**Problem statement:** Count up the lines below in which the string "cáncer" appears. The reply should be that number alone.

----------------

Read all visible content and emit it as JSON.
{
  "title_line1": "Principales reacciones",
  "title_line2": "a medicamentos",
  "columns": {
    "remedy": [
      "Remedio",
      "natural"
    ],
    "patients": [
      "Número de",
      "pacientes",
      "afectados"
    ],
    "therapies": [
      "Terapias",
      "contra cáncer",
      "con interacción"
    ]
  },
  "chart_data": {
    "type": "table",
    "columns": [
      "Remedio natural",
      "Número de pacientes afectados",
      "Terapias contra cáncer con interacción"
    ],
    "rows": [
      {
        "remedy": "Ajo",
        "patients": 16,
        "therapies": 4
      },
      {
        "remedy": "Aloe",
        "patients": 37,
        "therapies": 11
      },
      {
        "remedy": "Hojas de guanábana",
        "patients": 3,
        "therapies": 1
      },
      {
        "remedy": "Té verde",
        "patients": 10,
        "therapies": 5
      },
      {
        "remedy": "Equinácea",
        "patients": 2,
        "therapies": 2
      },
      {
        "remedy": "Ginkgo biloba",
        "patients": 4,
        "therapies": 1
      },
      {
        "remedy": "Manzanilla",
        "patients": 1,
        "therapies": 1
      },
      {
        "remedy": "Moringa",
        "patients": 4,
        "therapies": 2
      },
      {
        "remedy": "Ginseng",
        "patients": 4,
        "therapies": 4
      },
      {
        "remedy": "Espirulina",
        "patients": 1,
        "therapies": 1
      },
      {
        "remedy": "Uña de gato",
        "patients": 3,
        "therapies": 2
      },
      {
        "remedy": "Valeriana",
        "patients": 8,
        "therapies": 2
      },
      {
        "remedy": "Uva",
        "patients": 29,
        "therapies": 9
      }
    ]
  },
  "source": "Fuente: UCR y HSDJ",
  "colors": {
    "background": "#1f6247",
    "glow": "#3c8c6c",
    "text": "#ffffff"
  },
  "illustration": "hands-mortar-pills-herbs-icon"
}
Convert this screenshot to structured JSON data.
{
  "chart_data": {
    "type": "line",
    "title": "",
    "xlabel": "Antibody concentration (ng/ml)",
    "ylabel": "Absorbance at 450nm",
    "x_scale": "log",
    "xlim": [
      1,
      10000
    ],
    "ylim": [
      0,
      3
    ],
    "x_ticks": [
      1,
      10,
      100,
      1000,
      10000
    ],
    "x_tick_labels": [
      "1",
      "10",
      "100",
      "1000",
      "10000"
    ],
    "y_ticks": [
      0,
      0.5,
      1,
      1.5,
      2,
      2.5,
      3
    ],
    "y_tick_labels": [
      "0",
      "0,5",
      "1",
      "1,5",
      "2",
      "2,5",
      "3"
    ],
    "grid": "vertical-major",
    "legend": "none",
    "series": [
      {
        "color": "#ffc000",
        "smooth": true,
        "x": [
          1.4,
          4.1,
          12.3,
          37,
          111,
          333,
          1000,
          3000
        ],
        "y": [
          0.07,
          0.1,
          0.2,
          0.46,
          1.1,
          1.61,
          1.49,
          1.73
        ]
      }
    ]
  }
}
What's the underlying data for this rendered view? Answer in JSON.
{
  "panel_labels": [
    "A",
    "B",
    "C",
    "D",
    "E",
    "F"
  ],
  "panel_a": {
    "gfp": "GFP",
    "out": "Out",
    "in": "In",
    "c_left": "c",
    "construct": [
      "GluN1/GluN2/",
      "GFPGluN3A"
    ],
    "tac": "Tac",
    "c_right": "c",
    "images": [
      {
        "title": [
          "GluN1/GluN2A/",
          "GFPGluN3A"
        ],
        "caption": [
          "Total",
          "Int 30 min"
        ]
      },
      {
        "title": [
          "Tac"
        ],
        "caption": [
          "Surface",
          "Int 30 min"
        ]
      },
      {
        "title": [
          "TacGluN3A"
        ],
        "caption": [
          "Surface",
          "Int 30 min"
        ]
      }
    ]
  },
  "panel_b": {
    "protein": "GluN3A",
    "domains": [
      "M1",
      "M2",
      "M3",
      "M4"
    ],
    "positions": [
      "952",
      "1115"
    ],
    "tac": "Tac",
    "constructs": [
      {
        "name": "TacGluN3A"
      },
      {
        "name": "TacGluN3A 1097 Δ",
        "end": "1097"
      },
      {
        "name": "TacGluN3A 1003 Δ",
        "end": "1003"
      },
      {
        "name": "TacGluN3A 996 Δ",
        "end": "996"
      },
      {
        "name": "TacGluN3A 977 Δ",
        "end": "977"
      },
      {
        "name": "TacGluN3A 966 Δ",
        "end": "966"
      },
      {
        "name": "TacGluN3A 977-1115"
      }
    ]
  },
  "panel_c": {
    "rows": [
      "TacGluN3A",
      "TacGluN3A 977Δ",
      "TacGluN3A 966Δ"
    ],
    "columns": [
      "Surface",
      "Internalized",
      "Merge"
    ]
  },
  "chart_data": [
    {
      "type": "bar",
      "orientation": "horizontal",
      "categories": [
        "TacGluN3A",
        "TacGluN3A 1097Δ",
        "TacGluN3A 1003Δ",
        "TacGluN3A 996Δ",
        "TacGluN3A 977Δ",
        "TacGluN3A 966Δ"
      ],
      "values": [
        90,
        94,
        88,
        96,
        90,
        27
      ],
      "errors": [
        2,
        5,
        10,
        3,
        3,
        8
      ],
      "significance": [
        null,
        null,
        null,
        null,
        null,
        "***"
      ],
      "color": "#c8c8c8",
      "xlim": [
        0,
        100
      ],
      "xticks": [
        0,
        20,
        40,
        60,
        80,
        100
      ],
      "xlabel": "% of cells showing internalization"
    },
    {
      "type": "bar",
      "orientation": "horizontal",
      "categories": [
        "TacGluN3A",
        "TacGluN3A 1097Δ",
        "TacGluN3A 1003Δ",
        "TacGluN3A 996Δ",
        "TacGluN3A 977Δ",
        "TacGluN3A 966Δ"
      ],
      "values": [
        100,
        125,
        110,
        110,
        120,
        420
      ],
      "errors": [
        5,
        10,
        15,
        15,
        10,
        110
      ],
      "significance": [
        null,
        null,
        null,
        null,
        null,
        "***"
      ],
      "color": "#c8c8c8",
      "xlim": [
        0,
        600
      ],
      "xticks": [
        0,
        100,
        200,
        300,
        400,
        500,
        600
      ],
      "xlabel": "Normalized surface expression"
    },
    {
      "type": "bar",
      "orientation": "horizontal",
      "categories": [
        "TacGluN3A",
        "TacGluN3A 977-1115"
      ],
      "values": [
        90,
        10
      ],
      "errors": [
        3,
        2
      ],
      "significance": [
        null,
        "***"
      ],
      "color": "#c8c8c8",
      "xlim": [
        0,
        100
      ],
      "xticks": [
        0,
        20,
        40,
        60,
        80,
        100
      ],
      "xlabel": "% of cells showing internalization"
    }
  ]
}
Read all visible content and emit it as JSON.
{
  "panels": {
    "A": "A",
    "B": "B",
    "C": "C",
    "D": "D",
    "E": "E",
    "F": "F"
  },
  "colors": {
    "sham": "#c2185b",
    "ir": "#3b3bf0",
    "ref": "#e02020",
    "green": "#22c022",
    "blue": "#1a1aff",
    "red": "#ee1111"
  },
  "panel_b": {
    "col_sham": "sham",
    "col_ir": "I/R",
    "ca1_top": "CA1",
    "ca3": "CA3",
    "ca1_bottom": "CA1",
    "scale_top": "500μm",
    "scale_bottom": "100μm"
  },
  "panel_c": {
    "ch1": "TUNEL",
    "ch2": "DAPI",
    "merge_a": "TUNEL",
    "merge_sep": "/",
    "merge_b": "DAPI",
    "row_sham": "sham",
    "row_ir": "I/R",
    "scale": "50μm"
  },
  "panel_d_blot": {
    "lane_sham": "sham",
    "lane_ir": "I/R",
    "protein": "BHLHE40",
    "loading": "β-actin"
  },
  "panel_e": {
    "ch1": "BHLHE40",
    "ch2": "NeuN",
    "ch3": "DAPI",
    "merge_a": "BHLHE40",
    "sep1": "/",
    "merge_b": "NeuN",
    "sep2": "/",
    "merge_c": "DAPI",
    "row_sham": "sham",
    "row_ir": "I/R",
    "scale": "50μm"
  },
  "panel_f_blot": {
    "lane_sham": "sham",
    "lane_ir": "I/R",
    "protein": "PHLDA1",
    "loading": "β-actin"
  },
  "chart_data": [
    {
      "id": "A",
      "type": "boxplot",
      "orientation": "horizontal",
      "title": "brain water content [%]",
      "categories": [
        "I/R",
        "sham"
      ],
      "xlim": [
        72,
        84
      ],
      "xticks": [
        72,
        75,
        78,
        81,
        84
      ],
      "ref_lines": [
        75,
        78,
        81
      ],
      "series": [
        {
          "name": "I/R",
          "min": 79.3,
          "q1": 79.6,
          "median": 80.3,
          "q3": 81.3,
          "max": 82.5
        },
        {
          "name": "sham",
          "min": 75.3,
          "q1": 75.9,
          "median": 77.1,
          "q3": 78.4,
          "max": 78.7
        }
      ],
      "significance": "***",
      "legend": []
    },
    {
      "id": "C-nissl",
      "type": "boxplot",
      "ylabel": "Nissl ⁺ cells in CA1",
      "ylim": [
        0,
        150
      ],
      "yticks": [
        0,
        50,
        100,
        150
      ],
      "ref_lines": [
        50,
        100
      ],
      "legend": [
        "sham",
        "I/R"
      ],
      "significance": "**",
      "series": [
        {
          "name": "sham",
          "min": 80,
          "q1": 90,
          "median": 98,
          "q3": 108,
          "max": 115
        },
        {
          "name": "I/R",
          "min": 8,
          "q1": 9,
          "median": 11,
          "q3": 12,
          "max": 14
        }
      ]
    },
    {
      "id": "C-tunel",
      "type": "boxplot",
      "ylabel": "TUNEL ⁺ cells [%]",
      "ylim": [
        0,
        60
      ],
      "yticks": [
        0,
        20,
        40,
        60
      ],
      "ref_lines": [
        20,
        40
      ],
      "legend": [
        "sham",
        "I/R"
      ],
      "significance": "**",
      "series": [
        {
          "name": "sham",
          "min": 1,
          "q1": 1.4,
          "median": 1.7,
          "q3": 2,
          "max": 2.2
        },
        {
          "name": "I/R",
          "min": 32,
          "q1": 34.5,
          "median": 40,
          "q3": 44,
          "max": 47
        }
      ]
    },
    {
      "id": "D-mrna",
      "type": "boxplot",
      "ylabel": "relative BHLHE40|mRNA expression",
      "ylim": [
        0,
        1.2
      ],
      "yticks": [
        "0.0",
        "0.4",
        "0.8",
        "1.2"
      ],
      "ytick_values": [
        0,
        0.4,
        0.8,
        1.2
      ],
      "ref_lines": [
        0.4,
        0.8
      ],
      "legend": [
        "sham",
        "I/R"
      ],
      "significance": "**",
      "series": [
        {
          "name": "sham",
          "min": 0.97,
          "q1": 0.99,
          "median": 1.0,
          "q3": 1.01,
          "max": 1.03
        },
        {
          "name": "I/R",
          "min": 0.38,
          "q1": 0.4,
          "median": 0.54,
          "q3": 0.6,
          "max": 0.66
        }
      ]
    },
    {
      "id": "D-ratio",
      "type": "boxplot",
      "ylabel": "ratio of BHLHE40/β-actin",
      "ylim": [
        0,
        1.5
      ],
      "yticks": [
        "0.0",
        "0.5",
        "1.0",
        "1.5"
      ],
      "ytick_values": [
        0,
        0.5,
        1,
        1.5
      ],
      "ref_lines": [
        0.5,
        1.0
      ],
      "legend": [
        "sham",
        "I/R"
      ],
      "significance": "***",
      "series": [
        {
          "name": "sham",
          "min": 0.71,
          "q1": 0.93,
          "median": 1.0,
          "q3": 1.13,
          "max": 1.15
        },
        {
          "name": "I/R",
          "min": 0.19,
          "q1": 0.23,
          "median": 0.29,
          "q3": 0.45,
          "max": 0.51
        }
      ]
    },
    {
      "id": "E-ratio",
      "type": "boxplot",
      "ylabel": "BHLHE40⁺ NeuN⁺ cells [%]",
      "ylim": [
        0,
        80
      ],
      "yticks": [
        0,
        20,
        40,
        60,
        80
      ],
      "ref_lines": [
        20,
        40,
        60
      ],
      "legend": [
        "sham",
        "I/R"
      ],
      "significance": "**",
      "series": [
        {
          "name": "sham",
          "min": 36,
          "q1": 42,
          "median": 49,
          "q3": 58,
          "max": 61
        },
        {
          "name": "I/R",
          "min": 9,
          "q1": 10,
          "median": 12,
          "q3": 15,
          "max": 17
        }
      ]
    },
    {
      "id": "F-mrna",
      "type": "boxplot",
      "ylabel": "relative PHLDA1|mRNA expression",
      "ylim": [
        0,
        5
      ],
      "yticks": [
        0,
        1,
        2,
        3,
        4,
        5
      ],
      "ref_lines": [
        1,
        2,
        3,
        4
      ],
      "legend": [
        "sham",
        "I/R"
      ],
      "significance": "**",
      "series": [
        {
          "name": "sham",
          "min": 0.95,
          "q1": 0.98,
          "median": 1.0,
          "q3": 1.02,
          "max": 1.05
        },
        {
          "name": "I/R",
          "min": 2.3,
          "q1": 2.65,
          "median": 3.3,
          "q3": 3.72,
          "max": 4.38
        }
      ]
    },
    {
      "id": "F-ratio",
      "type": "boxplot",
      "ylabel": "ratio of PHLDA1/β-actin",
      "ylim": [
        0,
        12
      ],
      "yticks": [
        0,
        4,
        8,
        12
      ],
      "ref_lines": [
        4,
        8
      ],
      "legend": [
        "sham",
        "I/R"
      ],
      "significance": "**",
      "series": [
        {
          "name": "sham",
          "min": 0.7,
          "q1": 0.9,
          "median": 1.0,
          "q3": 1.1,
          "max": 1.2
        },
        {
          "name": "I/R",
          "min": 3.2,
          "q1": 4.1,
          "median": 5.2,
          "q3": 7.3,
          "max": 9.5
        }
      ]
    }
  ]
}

----------------

**Answer:** 2